EXTRACTED DATA>

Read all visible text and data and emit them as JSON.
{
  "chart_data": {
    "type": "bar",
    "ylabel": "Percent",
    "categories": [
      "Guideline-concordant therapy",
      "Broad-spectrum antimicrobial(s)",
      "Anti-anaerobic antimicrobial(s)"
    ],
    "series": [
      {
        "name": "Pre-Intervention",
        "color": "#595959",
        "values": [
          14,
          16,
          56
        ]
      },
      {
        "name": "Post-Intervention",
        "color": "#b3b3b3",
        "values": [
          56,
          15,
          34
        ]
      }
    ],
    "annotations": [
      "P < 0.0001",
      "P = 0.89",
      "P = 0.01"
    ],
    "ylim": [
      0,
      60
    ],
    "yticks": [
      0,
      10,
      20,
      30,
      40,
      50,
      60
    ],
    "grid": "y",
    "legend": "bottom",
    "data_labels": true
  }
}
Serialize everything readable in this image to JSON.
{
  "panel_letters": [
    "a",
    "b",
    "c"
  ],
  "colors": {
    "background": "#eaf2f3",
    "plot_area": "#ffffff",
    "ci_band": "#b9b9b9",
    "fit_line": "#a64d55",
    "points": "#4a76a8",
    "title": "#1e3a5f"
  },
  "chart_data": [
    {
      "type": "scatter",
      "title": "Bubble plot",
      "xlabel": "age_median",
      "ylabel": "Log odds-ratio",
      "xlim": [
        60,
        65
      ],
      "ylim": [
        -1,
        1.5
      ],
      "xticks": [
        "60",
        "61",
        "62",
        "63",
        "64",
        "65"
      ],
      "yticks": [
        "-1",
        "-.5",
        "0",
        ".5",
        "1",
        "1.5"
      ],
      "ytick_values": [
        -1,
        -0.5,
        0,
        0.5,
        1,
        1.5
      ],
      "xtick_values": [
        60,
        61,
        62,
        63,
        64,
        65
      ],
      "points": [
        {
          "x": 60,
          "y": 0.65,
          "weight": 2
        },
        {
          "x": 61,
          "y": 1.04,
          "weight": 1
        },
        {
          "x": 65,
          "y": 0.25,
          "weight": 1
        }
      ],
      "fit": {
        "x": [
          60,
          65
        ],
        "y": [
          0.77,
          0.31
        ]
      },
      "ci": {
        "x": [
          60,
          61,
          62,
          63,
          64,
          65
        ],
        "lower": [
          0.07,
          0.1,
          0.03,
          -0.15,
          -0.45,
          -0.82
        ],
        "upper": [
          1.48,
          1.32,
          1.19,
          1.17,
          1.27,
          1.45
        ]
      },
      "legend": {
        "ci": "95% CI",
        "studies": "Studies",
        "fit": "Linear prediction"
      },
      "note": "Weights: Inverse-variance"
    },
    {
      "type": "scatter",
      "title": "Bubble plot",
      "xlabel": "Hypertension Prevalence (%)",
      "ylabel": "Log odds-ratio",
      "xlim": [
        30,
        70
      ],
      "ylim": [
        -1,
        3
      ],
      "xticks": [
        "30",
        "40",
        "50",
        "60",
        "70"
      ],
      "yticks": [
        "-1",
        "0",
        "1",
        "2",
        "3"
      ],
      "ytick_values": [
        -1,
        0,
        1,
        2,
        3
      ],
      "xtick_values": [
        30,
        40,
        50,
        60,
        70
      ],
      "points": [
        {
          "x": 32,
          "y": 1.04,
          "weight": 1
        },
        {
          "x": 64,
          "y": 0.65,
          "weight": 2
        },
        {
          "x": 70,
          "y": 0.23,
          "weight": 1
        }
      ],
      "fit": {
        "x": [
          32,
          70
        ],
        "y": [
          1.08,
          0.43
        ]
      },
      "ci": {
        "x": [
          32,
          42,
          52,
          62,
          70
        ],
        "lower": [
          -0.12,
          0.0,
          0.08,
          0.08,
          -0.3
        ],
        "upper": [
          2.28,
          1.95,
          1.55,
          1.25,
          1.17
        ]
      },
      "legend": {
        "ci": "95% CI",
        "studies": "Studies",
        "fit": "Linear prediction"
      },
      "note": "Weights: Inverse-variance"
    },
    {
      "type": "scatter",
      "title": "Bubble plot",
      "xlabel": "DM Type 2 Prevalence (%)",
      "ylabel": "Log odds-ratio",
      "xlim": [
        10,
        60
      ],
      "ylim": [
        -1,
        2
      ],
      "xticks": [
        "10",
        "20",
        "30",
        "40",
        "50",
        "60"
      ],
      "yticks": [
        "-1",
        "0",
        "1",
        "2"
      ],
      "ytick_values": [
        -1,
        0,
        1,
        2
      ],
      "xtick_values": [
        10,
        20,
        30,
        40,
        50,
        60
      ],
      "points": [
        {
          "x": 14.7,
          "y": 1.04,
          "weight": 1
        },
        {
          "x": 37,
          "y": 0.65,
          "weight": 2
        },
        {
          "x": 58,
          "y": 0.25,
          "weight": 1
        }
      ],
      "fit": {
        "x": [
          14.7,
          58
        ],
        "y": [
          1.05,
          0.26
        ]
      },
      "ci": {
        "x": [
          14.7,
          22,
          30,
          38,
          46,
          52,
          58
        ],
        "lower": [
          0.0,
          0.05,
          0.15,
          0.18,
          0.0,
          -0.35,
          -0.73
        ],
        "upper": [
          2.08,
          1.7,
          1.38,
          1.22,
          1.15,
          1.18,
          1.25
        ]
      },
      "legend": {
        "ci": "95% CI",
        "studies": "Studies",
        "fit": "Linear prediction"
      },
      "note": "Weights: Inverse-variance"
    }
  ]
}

WHAT IS EXPECTED>
Output the records verbatim, from the first line to the last.

PROBLEM SOLUTION>
Read all visible text and data and emit them as JSON.
{
  "chart_data": {
    "type": "bar",
    "ylabel": "Percent",
    "categories": [
      "Guideline-concordant therapy",
      "Broad-spectrum antimicrobial(s)",
      "Anti-anaerobic antimicrobial(s)"
    ],
    "series": [
      {
        "name": "Pre-Intervention",
        "color": "#595959",
        "values": [
          14,
          16,
          56
        ]
      },
      {
        "name": "Post-Intervention",
        "color": "#b3b3b3",
        "values": [
          56,
          15,
          34
        ]
      }
    ],
    "annotations": [
      "P < 0.0001",
      "P = 0.89",
      "P = 0.01"
    ],
    "ylim": [
      0,
      60
    ],
    "yticks": [
      0,
      10,
      20,
      30,
      40,
      50,
      60
    ],
    "grid": "y",
    "legend": "bottom",
    "data_labels": true
  }
}
Serialize everything readable in this image to JSON.
{
  "panel_letters": [
    "a",
    "b",
    "c"
  ],
  "colors": {
    "background": "#eaf2f3",
    "plot_area": "#ffffff",
    "ci_band": "#b9b9b9",
    "fit_line": "#a64d55",
    "points": "#4a76a8",
    "title": "#1e3a5f"
  },
  "chart_data": [
    {
      "type": "scatter",
      "title": "Bubble plot",
      "xlabel": "age_median",
      "ylabel": "Log odds-ratio",
      "xlim": [
        60,
        65
      ],
      "ylim": [
        -1,
        1.5
      ],
      "xticks": [
        "60",
        "61",
        "62",
        "63",
        "64",
        "65"
      ],
      "yticks": [
        "-1",
        "-.5",
        "0",
        ".5",
        "1",
        "1.5"
      ],
      "ytick_values": [
        -1,
        -0.5,
        0,
        0.5,
        1,
        1.5
      ],
      "xtick_values": [
        60,
        61,
        62,
        63,
        64,
        65
      ],
      "points": [
        {
          "x": 60,
          "y": 0.65,
          "weight": 2
        },
        {
          "x": 61,
          "y": 1.04,
          "weight": 1
        },
        {
          "x": 65,
          "y": 0.25,
          "weight": 1
        }
      ],
      "fit": {
        "x": [
          60,
          65
        ],
        "y": [
          0.77,
          0.31
        ]
      },
      "ci": {
        "x": [
          60,
          61,
          62,
          63,
          64,
          65
        ],
        "lower": [
          0.07,
          0.1,
          0.03,
          -0.15,
          -0.45,
          -0.82
        ],
        "upper": [
          1.48,
          1.32,
          1.19,
          1.17,
          1.27,
          1.45
        ]
      },
      "legend": {
        "ci": "95% CI",
        "studies": "Studies",
        "fit": "Linear prediction"
      },
      "note": "Weights: Inverse-variance"
    },
    {
      "type": "scatter",
      "title": "Bubble plot",
      "xlabel": "Hypertension Prevalence (%)",
      "ylabel": "Log odds-ratio",
      "xlim": [
        30,
        70
      ],
      "ylim": [
        -1,
        3
      ],
      "xticks": [
        "30",
        "40",
        "50",
        "60",
        "70"
      ],
      "yticks": [
        "-1",
        "0",
        "1",
        "2",
        "3"
      ],
      "ytick_values": [
        -1,
        0,
        1,
        2,
        3
      ],
      "xtick_values": [
        30,
        40,
        50,
        60,
        70
      ],
      "points": [
        {
          "x": 32,
          "y": 1.04,
          "weight": 1
        },
        {
          "x": 64,
          "y": 0.65,
          "weight": 2
        },
        {
          "x": 70,
          "y": 0.23,
          "weight": 1
        }
      ],
      "fit": {
        "x": [
          32,
          70
        ],
        "y": [
          1.08,
          0.43
        ]
      },
      "ci": {
        "x": [
          32,
          42,
          52,
          62,
          70
        ],
        "lower": [
          -0.12,
          0.0,
          0.08,
          0.08,
          -0.3
        ],
        "upper": [
          2.28,
          1.95,
          1.55,
          1.25,
          1.17
        ]
      },
      "legend": {
        "ci": "95% CI",
        "studies": "Studies",
        "fit": "Linear prediction"
      },
      "note": "Weights: Inverse-variance"
    },
    {
      "type": "scatter",
      "title": "Bubble plot",
      "xlabel": "DM Type 2 Prevalence (%)",
      "ylabel": "Log odds-ratio",
      "xlim": [
        10,
        60
      ],
      "ylim": [
        -1,
        2
      ],
      "xticks": [
        "10",
        "20",
        "30",
        "40",
        "50",
        "60"
      ],
      "yticks": [
        "-1",
        "0",
        "1",
        "2"
      ],
      "ytick_values": [
        -1,
        0,
        1,
        2
      ],
      "xtick_values": [
        10,
        20,
        30,
        40,
        50,
        60
      ],
      "points": [
        {
          "x": 14.7,
          "y": 1.04,
          "weight": 1
        },
        {
          "x": 37,
          "y": 0.65,
          "weight": 2
        },
        {
          "x": 58,
          "y": 0.25,
          "weight": 1
        }
      ],
      "fit": {
        "x": [
          14.7,
          58
        ],
        "y": [
          1.05,
          0.26
        ]
      },
      "ci": {
        "x": [
          14.7,
          22,
          30,
          38,
          46,
          52,
          58
        ],
        "lower": [
          0.0,
          0.05,
          0.15,
          0.18,
          0.0,
          -0.35,
          -0.73
        ],
        "upper": [
          2.08,
          1.7,
          1.38,
          1.22,
          1.15,
          1.18,
          1.25
        ]
      },
      "legend": {
        "ci": "95% CI",
        "studies": "Studies",
        "fit": "Linear prediction"
      },
      "note": "Weights: Inverse-variance"
    }
  ]
}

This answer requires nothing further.